Objective - Set down the data below without change, skipping the pictures it holds.

Extracted records -
Begin
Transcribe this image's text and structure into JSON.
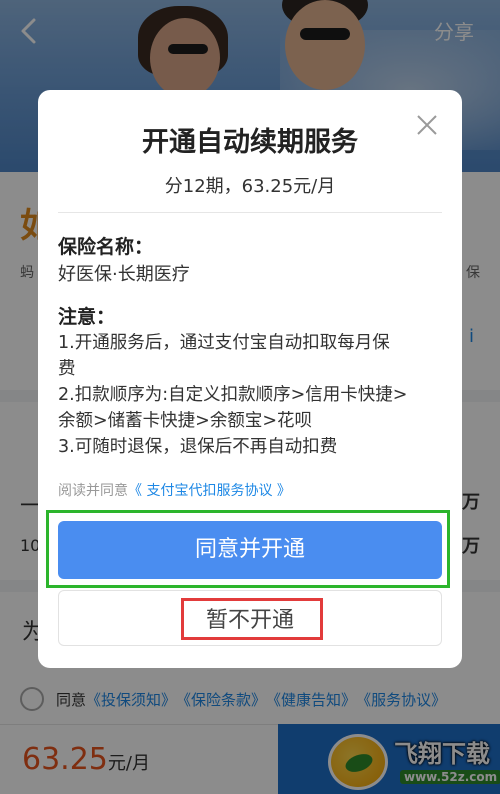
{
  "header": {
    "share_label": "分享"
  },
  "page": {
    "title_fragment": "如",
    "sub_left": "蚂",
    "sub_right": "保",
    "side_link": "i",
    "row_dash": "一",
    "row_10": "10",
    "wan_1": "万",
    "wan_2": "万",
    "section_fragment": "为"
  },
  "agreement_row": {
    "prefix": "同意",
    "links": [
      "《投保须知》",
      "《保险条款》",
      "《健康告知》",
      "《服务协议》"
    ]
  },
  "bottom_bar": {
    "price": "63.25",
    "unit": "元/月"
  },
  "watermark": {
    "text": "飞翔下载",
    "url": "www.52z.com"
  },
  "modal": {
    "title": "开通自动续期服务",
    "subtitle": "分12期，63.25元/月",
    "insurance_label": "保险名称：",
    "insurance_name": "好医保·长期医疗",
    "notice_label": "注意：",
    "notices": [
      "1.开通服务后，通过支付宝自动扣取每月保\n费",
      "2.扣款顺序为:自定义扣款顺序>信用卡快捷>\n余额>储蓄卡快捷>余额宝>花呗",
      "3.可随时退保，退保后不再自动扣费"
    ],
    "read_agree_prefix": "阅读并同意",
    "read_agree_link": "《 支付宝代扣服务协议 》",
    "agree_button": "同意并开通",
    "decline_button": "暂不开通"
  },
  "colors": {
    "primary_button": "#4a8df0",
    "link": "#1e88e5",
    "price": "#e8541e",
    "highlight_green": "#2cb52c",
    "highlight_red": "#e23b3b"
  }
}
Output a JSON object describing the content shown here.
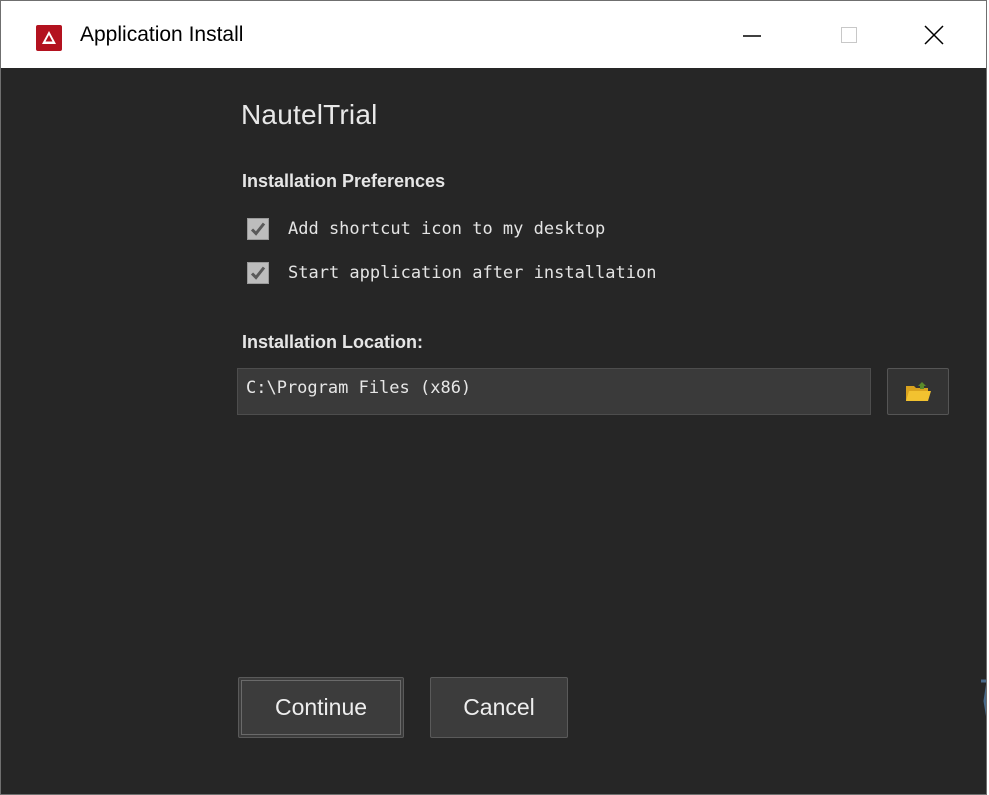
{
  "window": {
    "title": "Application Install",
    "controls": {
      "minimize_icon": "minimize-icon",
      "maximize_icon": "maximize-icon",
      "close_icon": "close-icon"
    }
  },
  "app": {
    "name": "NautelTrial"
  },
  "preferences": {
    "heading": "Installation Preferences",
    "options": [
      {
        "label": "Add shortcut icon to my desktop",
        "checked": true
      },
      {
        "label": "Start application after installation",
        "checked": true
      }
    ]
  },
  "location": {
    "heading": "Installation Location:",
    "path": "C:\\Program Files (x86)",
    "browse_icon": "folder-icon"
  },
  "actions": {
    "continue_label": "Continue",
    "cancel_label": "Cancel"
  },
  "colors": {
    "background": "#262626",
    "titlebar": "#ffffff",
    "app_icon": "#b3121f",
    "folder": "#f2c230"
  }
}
End
Complete response -
Transcribe this image's text and structure into JSON.
{
  "header": {
    "share_label": "分享"
  },
  "page": {
    "title_fragment": "如",
    "sub_left": "蚂",
    "sub_right": "保",
    "side_link": "i",
    "row_dash": "一",
    "row_10": "10",
    "wan_1": "万",
    "wan_2": "万",
    "section_fragment": "为"
  },
  "agreement_row": {
    "prefix": "同意",
    "links": [
      "《投保须知》",
      "《保险条款》",
      "《健康告知》",
      "《服务协议》"
    ]
  },
  "bottom_bar": {
    "price": "63.25",
    "unit": "元/月"
  },
  "watermark": {
    "text": "飞翔下载",
    "url": "www.52z.com"
  },
  "modal": {
    "title": "开通自动续期服务",
    "subtitle": "分12期，63.25元/月",
    "insurance_label": "保险名称：",
    "insurance_name": "好医保·长期医疗",
    "notice_label": "注意：",
    "notices": [
      "1.开通服务后，通过支付宝自动扣取每月保\n费",
      "2.扣款顺序为:自定义扣款顺序>信用卡快捷>\n余额>储蓄卡快捷>余额宝>花呗",
      "3.可随时退保，退保后不再自动扣费"
    ],
    "read_agree_prefix": "阅读并同意",
    "read_agree_link": "《 支付宝代扣服务协议 》",
    "agree_button": "同意并开通",
    "decline_button": "暂不开通"
  },
  "colors": {
    "primary_button": "#4a8df0",
    "link": "#1e88e5",
    "price": "#e8541e",
    "highlight_green": "#2cb52c",
    "highlight_red": "#e23b3b"
  }
}
Output a JSON object describing the content shown here.
{
  "window": {
    "title": "Application Install",
    "controls": {
      "minimize_icon": "minimize-icon",
      "maximize_icon": "maximize-icon",
      "close_icon": "close-icon"
    }
  },
  "app": {
    "name": "NautelTrial"
  },
  "preferences": {
    "heading": "Installation Preferences",
    "options": [
      {
        "label": "Add shortcut icon to my desktop",
        "checked": true
      },
      {
        "label": "Start application after installation",
        "checked": true
      }
    ]
  },
  "location": {
    "heading": "Installation Location:",
    "path": "C:\\Program Files (x86)",
    "browse_icon": "folder-icon"
  },
  "actions": {
    "continue_label": "Continue",
    "cancel_label": "Cancel"
  },
  "colors": {
    "background": "#262626",
    "titlebar": "#ffffff",
    "app_icon": "#b3121f",
    "folder": "#f2c230"
  }
}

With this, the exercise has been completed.